Given instruction 1 -
Reproduce every line of the listing from the one containing "nav-item-rates-reservations[interactable]: Rates &" down through the one containing "header: Hellius ENJOY", both included.

Source excerpt -
In [1]:
from significance_of_mean_cuda import significance_of_mean_cuda
from utils import significance_of_mean, getdf, my_scatter_plot
import numpy as np
import time
import multiprocessing
import concurrent.futures as cf
import matplotlib.pyplot as plt
import numpy as np
from scipy.stats import truncnorm
import matplotlib.pyplot as plt
from IPython.display import Image

import seaborn as sns
import time
from scipy.stats import ttest_ind, ttest_rel, chisquare, ks_2samp
import pandas as pd
import seaborn as sns

import matplotlib as mpl

mpl.rcParams['text.usetex'] = False  # not really needed

from scipy import stats

In [2]:
def p_value_calc(args):
    a,b, bins = args
    p=significance_of_mean(a,b, bins)[0]
    return p

### Load data from MC approximation of permutation test

In [3]:
def loadMcResult(sampleShape, mean):
    X_list = list()
    y_list = list()
    p_val_list = list()
    time_listMc = list()
    for S in sampleShape:
        X = pd.read_csv("dataFastPerm/data_{}/X_{}.csv".format(mean, S))
        Y = pd.read_csv("dataFastPerm/data_{}/y_{}.csv".format(mean, S))
        p_val = pd.read_csv("dataFastPerm/data_{}/error_{}.csv".format(mean, S))
        timeMc = pd.read_csv("dataFastPerm/data_{}/Time_{}.csv".format(mean, S))
    
    
        X.columns = range(X.shape[1])
        Y.columns = range(Y.shape[1])
        p_val.columns = range(p_val.shape[1])
        timeMc.columns = range(timeMc.shape[1])
    
    
        X_list.append([np.array(x.split(" ")[1:]).astype(float) for x in X[0].values])
        y_list.append([np.array(y.split(" ")[1:]).astype(float) for y in Y[0].values])
        p_val_list.append(np.array([float(p[0].split(" ")[1]) for p in p_val.values]))
        time_listMc.append([float(t[0].split(" ")[1]) for t in timeMc.values])
    
    return X_list, y_list, p_val_list, time_listMc

### Get p-value for the the parallelized permutation test

In [4]:
def run_test(X,Y,bins, parallel=True, midP=False):

    
    
    if parallel:
        #Exact test
        SGM = significance_of_mean_cuda(bins, dtype_v=np.uint32,dtype_A=np.float64)
        SGM.run(X.reshape(1,-1),Y.reshape(1,-1), midP)
        p_val = SGM.p_values[0]
    else:
        p_val = p_value_calc([list(X), list(Y), bins])

    return p_val

### Get all p-values from the prallelized exact test from the same data as the MC version

In [5]:
def shiftMethod(X_list, y_list, bins, parallel=True, midP=False):
    pt_list = list()
    pe_list = list()
    TIME = list()

    for Xp, yp in zip(X_list, y_list):
        Xp = np.asarray(Xp).T
        yp = np.asarray(yp).T
        
        p_t = list()
        p_e = list()
        time_list = list()
    
        for x, y in zip(Xp, yp):
            #p_t.append(ttest_ind(y, x)[1] / 2)

[Visual layout records]

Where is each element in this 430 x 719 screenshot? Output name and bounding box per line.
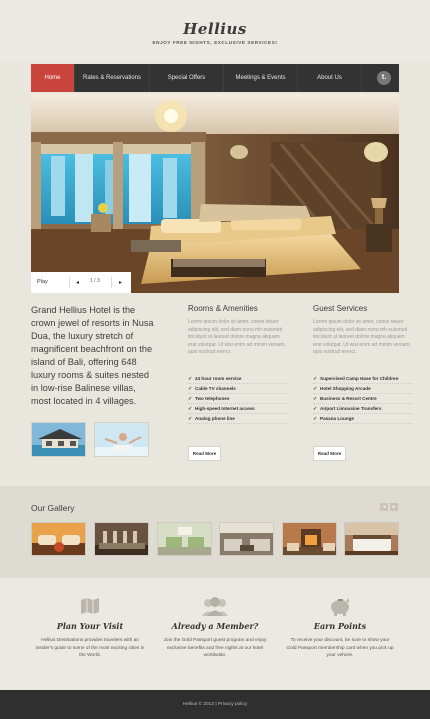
nav-item-rates-reservations[interactable]: Rates & Reservations [75, 64, 150, 92]
divider [111, 277, 112, 288]
list-item: Analog phone line [188, 414, 288, 424]
feature-earn-points: Earn Points To receive your discount, be… [285, 596, 395, 660]
gallery-item[interactable] [157, 522, 212, 556]
divider [69, 277, 70, 288]
logo[interactable]: Hellius [0, 20, 430, 38]
next-slide-icon[interactable]: ▸ [119, 279, 122, 286]
feature-text: Hellius Destinations provides travelers … [35, 638, 145, 658]
spa-thumbnail[interactable] [94, 422, 149, 457]
list-item: Two telephones [188, 394, 288, 404]
header: Hellius ENJOY FREE NIGHTS, EXCLUSIVE SER… [0, 0, 430, 62]
gallery-item[interactable] [31, 522, 86, 556]
list-item: Pasana Lounge [313, 414, 413, 424]
list-item: High-speed Internet access [188, 404, 288, 414]
amenities-list: 24 hour room service Cable TV channels T… [188, 374, 288, 424]
section-text: Lorem ipsum dolor sit amet, conse tetuer… [313, 319, 411, 355]
guest-services-section: Guest Services Lorem ipsum dolor sit ame… [313, 304, 413, 424]
tagline: ENJOY FREE NIGHTS, EXCLUSIVE SERVICES! [152, 40, 278, 45]
hero-slider [31, 94, 399, 293]
list-item: Airport Limousine Transfers [313, 404, 413, 414]
nav-item-about-us[interactable]: About Us [298, 64, 362, 92]
list-item: Hotel Shopping Arcade [313, 384, 413, 394]
feature-text: Join the Gold Passport guest program and… [163, 638, 267, 658]
feature-title[interactable]: Earn Points [285, 621, 395, 631]
section-title: Guest Services [313, 304, 368, 313]
members-icon [200, 596, 230, 616]
villa-thumbnail[interactable] [31, 422, 86, 457]
list-item: Business & Resort Centre [313, 394, 413, 404]
footer-text[interactable]: Hellius © 2012 | Privacy policy [0, 702, 430, 707]
services-list: Supervised Camp Hase for Children Hotel … [313, 374, 413, 424]
feature-title[interactable]: Plan Your Visit [35, 621, 145, 631]
nav-item-special-offers[interactable]: Special Offers [150, 64, 224, 92]
feature-member: Already a Member? Join the Gold Passport… [160, 596, 270, 660]
social-icon[interactable]: t. [377, 71, 391, 85]
nav-item-meetings-events[interactable]: Meetings & Events [224, 64, 298, 92]
rooms-read-more-button[interactable]: Read More [188, 446, 221, 461]
list-item: Cable TV channels [188, 384, 288, 394]
footer: Hellius © 2012 | Privacy policy [0, 690, 430, 719]
section-title: Rooms & Amenities [188, 304, 258, 313]
main-nav: Home Rates & Reservations Special Offers… [31, 64, 399, 92]
gallery-item[interactable] [344, 522, 399, 556]
gallery-item[interactable] [282, 522, 337, 556]
nav-item-home[interactable]: Home [31, 64, 75, 92]
rooms-amenities-section: Rooms & Amenities Lorem ipsum dolor sit … [188, 304, 288, 424]
list-item: Supervised Camp Hase for Children [313, 374, 413, 384]
prev-slide-icon[interactable]: ◂ [76, 279, 79, 286]
feature-text: To receive your discount, be sure to sho… [286, 638, 394, 658]
play-button[interactable]: Play [37, 272, 48, 293]
hero-image [31, 94, 399, 293]
section-text: Lorem ipsum dolor sit amet, conse tetuer… [188, 319, 286, 355]
piggy-bank-icon [328, 596, 352, 616]
feature-plan-visit: Plan Your Visit Hellius Destinations pro… [35, 596, 145, 660]
list-item: 24 hour room service [188, 374, 288, 384]
feature-title[interactable]: Already a Member? [160, 621, 270, 631]
slide-counter: 1 / 3 [90, 278, 100, 284]
gallery-item[interactable] [94, 522, 149, 556]
slider-controls: Play ◂ 1 / 3 ▸ [31, 272, 131, 293]
gallery-title: Our Gallery [31, 503, 75, 513]
gallery-prev-icon[interactable]: ◂ [380, 503, 388, 511]
gallery-item[interactable] [219, 522, 274, 556]
map-icon [80, 596, 100, 616]
intro-text: Grand Hellius Hotel is the crown jewel o… [31, 305, 154, 406]
gallery-next-icon[interactable]: ▸ [390, 503, 398, 511]
guest-read-more-button[interactable]: Read More [313, 446, 346, 461]
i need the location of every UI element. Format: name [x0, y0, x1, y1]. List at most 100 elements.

Given instruction 2 -
In the notebook code above, restate the paragraph beginning "def run_test(X,Y,bins" as a short list of its steps.

Exercise response 1 -
nav-item-rates-reservations[interactable]: Rates & Reservations [75, 64, 150, 92]
divider [111, 277, 112, 288]
list-item: Analog phone line [188, 414, 288, 424]
feature-earn-points: Earn Points To receive your discount, be… [285, 596, 395, 660]
gallery-item[interactable] [157, 522, 212, 556]
divider [69, 277, 70, 288]
logo[interactable]: Hellius [0, 20, 430, 38]
next-slide-icon[interactable]: ▸ [119, 279, 122, 286]
feature-text: Hellius Destinations provides travelers … [35, 638, 145, 658]
spa-thumbnail[interactable] [94, 422, 149, 457]
list-item: Two telephones [188, 394, 288, 404]
header: Hellius ENJOY FREE NIGHTS, EXCLUSIVE SER… [0, 0, 430, 62]

Exercise response 2 -
- Takes X, Y and bins, plus the flags parallel (default True) and midP (default False).
- If parallel is set, it runs the exact test. It creates a significance_of_mean_cuda object with bins, dtype_v=np.uint32 and dtype_A=np.float64. It runs this object on X and Y, each reshaped to a single row, with midP. It then takes the first value in p_values.
- Otherwise, it gets the p-value from p_value_calc using list(X), list(Y) and bins.
- Returns p_val.